**Exercise task:** All of the data below must be repeated exactly.

# START OF Records for this exercise

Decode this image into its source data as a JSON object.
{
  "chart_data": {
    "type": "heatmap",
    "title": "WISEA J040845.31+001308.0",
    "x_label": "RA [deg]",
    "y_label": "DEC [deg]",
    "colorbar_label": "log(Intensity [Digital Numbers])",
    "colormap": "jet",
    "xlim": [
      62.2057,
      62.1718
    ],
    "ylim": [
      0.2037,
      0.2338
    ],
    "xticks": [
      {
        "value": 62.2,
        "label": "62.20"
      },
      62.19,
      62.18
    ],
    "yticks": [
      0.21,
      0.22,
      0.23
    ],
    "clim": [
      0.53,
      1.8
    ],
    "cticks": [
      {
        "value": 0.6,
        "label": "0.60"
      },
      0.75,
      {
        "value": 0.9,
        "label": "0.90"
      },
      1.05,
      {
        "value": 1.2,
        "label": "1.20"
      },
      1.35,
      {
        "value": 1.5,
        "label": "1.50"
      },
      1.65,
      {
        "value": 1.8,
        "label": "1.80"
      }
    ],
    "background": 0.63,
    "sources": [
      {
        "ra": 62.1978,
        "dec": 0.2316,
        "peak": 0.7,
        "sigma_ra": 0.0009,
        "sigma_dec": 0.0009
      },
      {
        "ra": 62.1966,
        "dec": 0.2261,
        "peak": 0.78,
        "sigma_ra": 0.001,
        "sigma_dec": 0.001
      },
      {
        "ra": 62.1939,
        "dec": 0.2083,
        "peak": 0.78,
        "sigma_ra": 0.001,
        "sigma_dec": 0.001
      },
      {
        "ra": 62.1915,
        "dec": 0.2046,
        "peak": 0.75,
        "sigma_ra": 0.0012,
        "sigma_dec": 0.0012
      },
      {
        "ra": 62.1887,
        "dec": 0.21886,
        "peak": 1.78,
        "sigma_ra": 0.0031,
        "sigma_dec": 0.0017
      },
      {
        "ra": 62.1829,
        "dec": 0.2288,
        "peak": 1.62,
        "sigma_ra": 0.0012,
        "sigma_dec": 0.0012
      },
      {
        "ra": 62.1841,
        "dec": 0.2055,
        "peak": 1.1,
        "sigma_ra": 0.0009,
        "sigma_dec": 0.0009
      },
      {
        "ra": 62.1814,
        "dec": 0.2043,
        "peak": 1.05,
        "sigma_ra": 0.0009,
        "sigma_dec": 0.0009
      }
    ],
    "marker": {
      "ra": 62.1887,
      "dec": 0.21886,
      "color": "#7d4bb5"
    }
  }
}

# END OF Records for this exercise

**The answer:**
Decode this image into its source data as a JSON object.
{
  "chart_data": {
    "type": "heatmap",
    "title": "WISEA J040845.31+001308.0",
    "x_label": "RA [deg]",
    "y_label": "DEC [deg]",
    "colorbar_label": "log(Intensity [Digital Numbers])",
    "colormap": "jet",
    "xlim": [
      62.2057,
      62.1718
    ],
    "ylim": [
      0.2037,
      0.2338
    ],
    "xticks": [
      {
        "value": 62.2,
        "label": "62.20"
      },
      62.19,
      62.18
    ],
    "yticks": [
      0.21,
      0.22,
      0.23
    ],
    "clim": [
      0.53,
      1.8
    ],
    "cticks": [
      {
        "value": 0.6,
        "label": "0.60"
      },
      0.75,
      {
        "value": 0.9,
        "label": "0.90"
      },
      1.05,
      {
        "value": 1.2,
        "label": "1.20"
      },
      1.35,
      {
        "value": 1.5,
        "label": "1.50"
      },
      1.65,
      {
        "value": 1.8,
        "label": "1.80"
      }
    ],
    "background": 0.63,
    "sources": [
      {
        "ra": 62.1978,
        "dec": 0.2316,
        "peak": 0.7,
        "sigma_ra": 0.0009,
        "sigma_dec": 0.0009
      },
      {
        "ra": 62.1966,
        "dec": 0.2261,
        "peak": 0.78,
        "sigma_ra": 0.001,
        "sigma_dec": 0.001
      },
      {
        "ra": 62.1939,
        "dec": 0.2083,
        "peak": 0.78,
        "sigma_ra": 0.001,
        "sigma_dec": 0.001
      },
      {
        "ra": 62.1915,
        "dec": 0.2046,
        "peak": 0.75,
        "sigma_ra": 0.0012,
        "sigma_dec": 0.0012
      },
      {
        "ra": 62.1887,
        "dec": 0.21886,
        "peak": 1.78,
        "sigma_ra": 0.0031,
        "sigma_dec": 0.0017
      },
      {
        "ra": 62.1829,
        "dec": 0.2288,
        "peak": 1.62,
        "sigma_ra": 0.0012,
        "sigma_dec": 0.0012
      },
      {
        "ra": 62.1841,
        "dec": 0.2055,
        "peak": 1.1,
        "sigma_ra": 0.0009,
        "sigma_dec": 0.0009
      },
      {
        "ra": 62.1814,
        "dec": 0.2043,
        "peak": 1.05,
        "sigma_ra": 0.0009,
        "sigma_dec": 0.0009
      }
    ],
    "marker": {
      "ra": 62.1887,
      "dec": 0.21886,
      "color": "#7d4bb5"
    }
  }
}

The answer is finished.